Objective:
Count every line that includes the string "langues" in the entries that follow. Nothing besides the number is needed.

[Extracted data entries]
※
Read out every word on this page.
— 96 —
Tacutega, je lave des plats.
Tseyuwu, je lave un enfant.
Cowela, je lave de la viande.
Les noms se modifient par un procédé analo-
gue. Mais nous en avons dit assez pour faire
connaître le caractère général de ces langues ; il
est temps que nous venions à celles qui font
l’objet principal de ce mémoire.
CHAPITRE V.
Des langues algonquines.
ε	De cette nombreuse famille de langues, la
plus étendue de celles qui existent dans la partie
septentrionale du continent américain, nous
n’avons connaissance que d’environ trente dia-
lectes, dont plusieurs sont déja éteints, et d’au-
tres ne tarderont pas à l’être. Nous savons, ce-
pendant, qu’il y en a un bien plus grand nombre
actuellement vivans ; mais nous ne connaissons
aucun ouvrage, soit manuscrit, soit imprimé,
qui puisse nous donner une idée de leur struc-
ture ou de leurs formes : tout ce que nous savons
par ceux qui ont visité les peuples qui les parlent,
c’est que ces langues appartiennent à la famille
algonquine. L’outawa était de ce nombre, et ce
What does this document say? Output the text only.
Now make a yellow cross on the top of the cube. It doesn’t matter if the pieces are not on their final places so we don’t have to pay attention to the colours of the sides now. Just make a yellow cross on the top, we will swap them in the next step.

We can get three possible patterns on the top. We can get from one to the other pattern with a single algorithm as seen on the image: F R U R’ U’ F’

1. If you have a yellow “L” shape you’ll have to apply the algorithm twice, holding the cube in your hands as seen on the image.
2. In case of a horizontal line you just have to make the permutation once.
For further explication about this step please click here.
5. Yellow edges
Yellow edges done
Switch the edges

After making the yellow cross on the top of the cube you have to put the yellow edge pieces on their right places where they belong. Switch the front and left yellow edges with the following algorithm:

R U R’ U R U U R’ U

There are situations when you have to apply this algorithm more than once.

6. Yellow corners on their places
※
Task solution:
4